**Material**

* Begin *

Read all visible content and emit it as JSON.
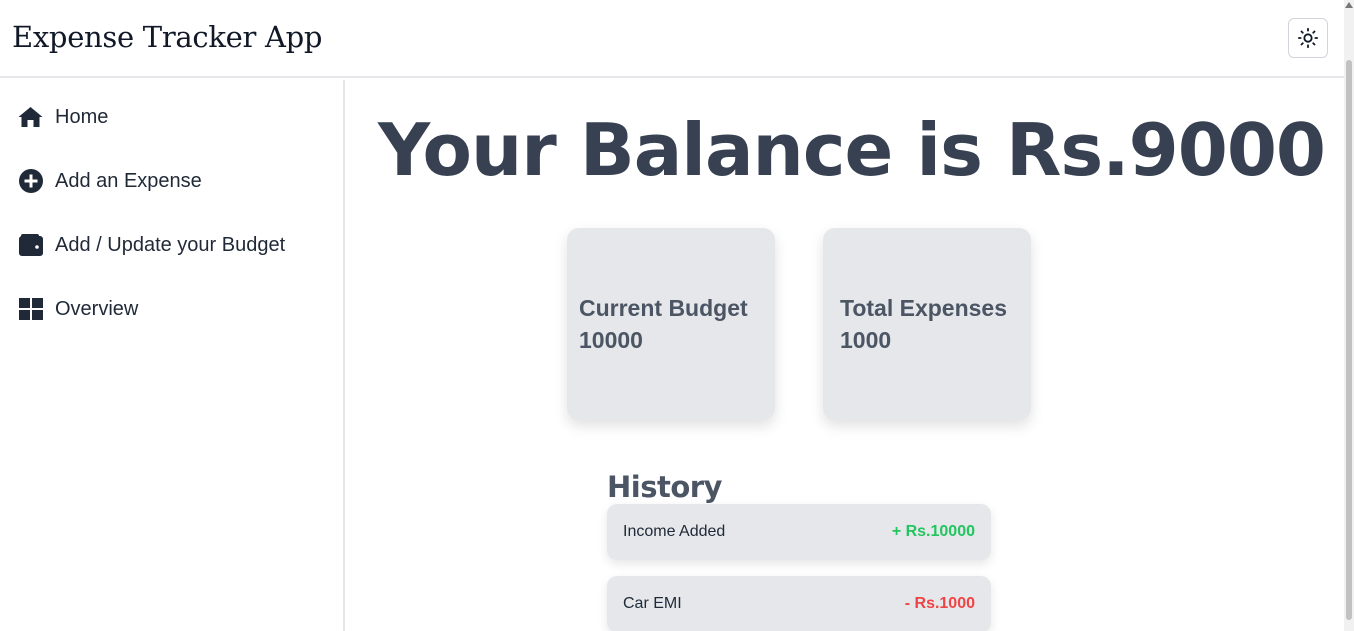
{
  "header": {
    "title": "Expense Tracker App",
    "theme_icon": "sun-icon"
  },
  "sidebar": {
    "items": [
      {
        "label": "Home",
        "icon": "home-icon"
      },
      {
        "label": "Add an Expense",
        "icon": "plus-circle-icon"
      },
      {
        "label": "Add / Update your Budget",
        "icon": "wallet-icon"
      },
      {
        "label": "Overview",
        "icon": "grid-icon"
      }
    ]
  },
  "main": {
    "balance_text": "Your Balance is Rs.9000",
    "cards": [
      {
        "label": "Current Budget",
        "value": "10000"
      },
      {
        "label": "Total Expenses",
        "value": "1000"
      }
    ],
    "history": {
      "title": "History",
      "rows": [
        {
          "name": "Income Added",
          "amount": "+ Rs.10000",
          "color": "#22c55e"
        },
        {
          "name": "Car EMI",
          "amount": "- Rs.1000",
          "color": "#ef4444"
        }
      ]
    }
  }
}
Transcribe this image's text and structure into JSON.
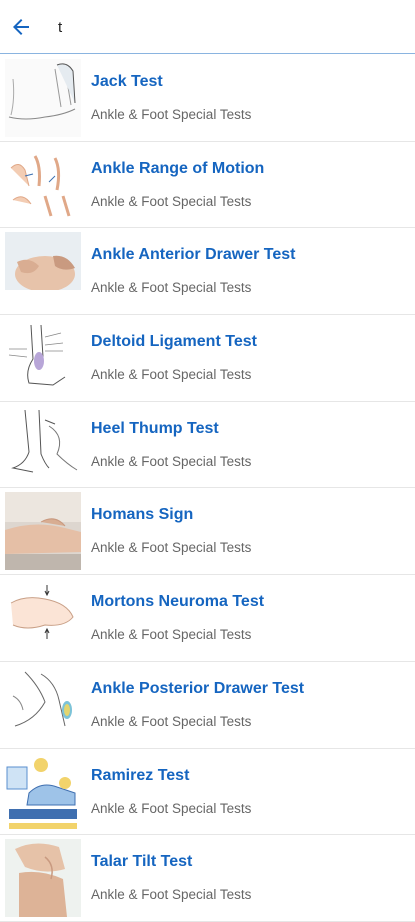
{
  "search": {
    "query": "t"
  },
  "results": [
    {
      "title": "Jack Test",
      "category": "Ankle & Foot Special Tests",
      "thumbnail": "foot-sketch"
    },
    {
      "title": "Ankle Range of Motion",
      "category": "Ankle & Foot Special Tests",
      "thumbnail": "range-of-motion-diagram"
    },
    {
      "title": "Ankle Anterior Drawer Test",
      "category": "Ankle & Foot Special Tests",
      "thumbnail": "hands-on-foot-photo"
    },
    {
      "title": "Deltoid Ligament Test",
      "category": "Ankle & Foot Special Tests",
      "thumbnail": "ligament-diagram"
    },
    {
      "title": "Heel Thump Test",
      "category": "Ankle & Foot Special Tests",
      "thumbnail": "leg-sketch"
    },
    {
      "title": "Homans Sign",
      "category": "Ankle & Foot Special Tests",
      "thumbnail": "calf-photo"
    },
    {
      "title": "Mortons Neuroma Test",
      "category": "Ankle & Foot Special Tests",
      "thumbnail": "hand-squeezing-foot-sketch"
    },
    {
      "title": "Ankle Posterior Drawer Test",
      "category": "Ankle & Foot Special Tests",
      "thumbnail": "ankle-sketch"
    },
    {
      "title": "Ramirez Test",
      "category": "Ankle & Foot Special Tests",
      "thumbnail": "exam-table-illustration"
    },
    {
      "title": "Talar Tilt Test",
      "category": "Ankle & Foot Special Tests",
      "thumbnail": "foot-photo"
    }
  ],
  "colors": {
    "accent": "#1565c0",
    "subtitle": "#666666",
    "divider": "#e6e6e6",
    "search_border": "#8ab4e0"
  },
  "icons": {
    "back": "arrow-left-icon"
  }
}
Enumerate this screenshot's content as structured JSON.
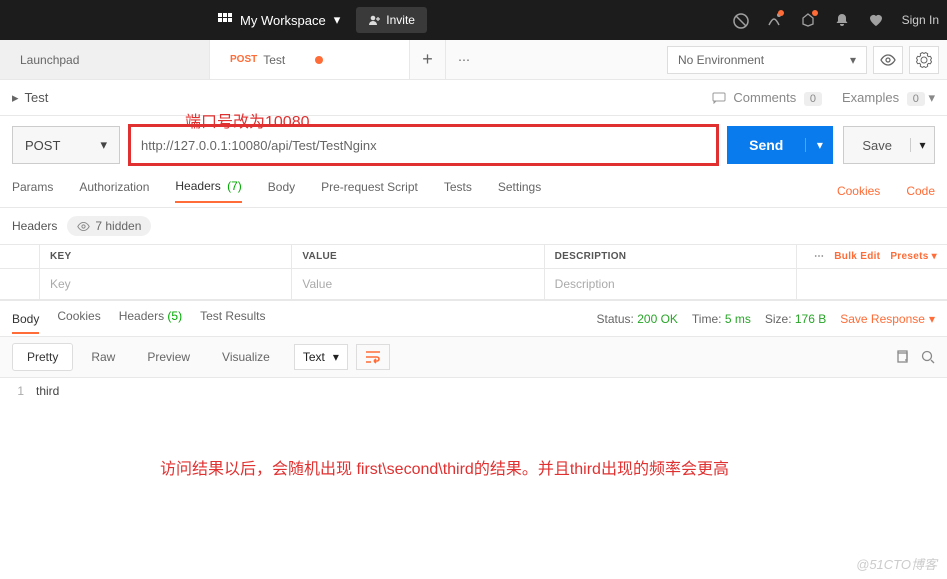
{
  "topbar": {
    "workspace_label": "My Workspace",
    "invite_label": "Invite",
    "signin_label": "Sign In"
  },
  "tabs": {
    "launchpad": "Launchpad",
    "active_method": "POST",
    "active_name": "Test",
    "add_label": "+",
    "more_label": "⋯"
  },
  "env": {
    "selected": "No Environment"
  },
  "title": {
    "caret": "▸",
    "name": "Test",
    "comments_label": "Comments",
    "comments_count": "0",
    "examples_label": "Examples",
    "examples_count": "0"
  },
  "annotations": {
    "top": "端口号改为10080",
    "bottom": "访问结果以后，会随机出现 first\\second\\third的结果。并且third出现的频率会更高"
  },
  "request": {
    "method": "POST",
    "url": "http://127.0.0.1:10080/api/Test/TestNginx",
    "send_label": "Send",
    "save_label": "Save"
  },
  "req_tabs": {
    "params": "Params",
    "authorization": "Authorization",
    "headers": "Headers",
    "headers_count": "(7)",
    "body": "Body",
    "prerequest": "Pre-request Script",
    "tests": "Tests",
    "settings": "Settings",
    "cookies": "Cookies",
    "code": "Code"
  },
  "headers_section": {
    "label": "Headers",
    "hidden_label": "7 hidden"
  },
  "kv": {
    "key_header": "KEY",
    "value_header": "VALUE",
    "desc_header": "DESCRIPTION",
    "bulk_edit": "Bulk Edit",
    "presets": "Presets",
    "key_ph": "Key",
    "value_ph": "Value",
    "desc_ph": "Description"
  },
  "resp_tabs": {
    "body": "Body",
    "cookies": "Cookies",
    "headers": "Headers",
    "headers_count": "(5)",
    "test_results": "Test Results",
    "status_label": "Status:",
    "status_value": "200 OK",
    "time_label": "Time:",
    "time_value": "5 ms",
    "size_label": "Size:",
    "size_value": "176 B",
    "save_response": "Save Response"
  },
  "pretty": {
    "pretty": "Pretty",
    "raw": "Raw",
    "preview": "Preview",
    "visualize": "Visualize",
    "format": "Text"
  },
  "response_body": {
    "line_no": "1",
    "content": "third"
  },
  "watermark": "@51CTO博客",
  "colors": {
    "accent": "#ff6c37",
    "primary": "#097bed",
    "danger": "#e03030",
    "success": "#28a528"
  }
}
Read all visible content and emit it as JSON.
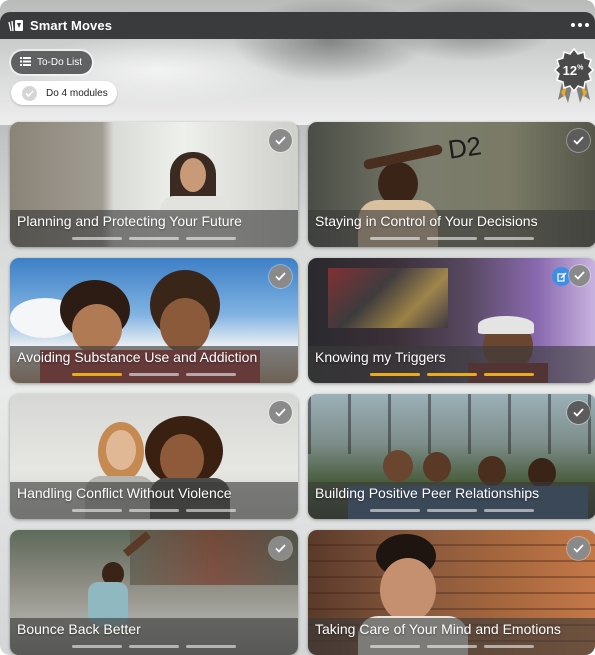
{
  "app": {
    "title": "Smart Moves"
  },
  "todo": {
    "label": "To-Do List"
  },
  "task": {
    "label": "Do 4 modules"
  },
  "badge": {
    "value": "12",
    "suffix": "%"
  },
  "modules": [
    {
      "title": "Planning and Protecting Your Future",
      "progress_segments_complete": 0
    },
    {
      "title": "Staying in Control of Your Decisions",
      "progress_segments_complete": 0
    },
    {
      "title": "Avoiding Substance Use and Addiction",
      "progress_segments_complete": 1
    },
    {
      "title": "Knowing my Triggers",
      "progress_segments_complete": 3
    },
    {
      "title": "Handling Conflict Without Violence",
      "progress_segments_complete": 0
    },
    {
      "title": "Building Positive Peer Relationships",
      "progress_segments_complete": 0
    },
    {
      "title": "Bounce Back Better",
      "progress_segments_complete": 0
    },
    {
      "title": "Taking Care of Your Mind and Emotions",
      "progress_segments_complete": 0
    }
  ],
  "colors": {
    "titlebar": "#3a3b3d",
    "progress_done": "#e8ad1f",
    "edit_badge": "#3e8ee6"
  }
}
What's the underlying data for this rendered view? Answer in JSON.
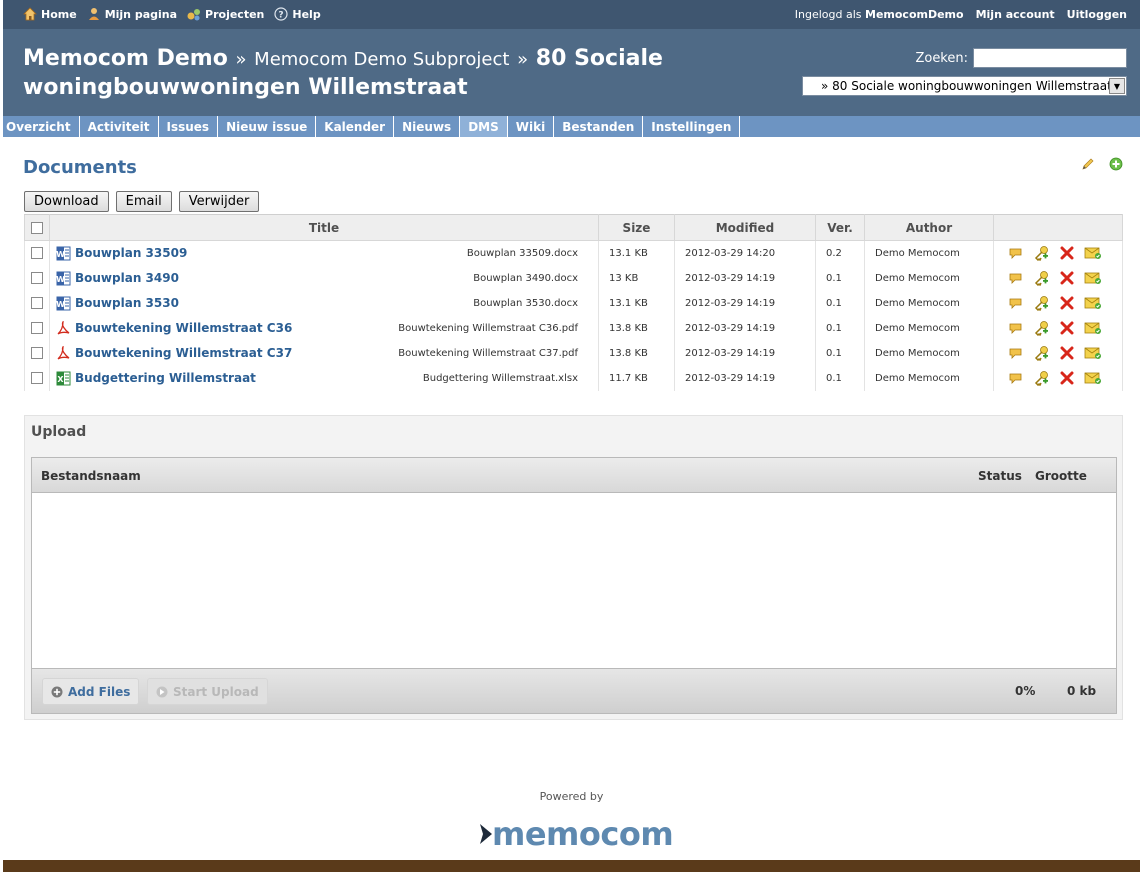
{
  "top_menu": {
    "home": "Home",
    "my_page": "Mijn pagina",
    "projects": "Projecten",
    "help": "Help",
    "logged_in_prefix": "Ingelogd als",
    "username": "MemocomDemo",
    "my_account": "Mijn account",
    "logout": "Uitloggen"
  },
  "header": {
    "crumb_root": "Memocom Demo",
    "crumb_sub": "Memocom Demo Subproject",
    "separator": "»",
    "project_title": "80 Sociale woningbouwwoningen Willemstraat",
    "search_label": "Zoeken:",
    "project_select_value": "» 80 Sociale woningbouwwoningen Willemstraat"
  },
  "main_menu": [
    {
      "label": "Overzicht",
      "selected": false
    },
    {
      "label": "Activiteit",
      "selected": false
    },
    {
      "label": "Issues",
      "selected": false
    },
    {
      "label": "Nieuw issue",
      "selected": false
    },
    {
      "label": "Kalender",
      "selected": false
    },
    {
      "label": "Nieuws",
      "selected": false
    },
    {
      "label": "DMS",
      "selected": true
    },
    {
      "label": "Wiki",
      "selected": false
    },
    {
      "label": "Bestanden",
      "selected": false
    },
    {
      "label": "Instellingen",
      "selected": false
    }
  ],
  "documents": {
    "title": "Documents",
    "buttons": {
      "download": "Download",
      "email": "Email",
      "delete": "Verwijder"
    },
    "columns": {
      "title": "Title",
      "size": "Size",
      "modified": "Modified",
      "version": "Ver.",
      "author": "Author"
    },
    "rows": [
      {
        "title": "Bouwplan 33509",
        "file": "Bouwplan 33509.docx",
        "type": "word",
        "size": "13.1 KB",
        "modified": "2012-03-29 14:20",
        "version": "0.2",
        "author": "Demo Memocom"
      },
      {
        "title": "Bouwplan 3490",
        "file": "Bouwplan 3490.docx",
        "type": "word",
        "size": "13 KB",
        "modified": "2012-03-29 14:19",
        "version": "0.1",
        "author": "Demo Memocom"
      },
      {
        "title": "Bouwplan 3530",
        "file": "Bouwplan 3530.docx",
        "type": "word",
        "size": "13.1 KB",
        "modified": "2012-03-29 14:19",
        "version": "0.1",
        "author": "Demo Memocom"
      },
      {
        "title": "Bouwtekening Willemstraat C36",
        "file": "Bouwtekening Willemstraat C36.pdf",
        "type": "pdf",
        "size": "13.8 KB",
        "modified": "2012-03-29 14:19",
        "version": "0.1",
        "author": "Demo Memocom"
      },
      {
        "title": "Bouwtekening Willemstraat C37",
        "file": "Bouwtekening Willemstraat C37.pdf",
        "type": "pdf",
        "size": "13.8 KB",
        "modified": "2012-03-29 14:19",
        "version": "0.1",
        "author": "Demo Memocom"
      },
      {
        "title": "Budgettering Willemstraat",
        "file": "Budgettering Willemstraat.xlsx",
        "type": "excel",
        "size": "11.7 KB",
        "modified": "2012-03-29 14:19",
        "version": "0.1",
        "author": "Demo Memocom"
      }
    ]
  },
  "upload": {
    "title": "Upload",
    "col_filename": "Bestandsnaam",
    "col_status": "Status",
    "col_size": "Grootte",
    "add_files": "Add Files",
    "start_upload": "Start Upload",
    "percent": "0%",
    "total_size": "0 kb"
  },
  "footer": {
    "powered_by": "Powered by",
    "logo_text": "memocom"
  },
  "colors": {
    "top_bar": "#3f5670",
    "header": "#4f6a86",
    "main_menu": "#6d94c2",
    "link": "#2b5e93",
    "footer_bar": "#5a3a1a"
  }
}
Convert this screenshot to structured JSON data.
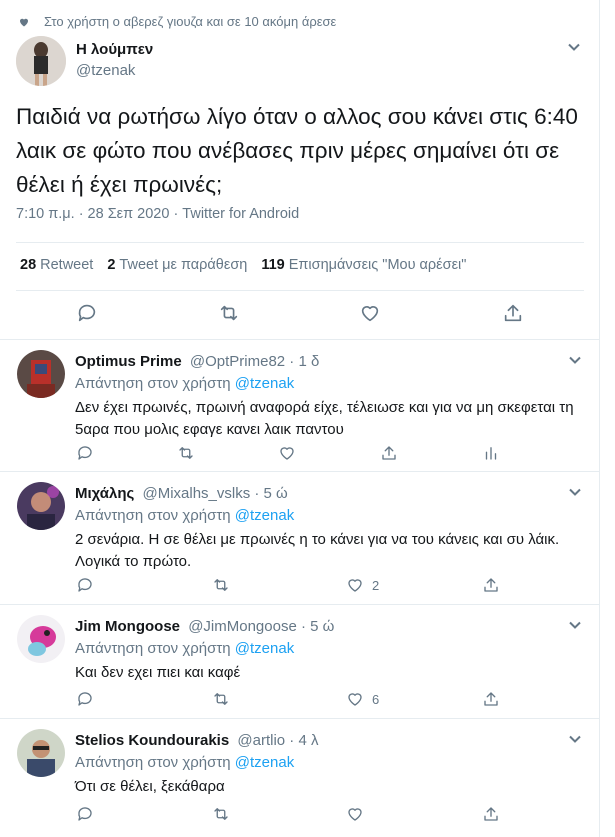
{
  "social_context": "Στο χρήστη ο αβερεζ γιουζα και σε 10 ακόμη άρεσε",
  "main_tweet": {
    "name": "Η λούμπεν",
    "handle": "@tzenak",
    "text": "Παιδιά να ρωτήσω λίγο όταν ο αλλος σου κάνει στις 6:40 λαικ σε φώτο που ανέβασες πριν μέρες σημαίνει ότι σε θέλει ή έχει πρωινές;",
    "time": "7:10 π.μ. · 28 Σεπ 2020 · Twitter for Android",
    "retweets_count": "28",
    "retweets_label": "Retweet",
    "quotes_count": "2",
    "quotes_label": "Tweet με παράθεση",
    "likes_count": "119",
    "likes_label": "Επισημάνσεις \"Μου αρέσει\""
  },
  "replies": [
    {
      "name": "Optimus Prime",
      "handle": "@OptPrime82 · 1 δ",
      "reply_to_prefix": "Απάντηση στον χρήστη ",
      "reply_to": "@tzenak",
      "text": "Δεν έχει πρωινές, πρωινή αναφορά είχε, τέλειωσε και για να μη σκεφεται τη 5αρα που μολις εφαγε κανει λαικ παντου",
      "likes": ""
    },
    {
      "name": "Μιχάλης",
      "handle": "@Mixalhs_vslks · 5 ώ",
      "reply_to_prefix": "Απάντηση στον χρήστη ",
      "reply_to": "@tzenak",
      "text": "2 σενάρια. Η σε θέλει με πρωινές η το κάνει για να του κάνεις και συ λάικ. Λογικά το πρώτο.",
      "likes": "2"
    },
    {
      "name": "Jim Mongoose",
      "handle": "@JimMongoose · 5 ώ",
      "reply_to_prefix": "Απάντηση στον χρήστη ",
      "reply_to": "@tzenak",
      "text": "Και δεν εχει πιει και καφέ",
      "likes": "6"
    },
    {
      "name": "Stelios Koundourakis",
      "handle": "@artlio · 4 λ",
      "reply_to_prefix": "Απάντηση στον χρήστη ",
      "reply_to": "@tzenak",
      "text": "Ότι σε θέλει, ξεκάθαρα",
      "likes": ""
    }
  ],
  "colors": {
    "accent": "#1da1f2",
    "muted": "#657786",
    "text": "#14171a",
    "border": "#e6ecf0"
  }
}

* End *

**What needs to be done**
Copy, from the material, each line that holds the string "handle".

**Result of this exercise**
    "handle": "@tzenak",
      "handle": "@OptPrime82 · 1 δ",
      "handle": "@Mixalhs_vslks · 5 ώ",
      "handle": "@JimMongoose · 5 ώ",
      "handle": "@artlio · 4 λ",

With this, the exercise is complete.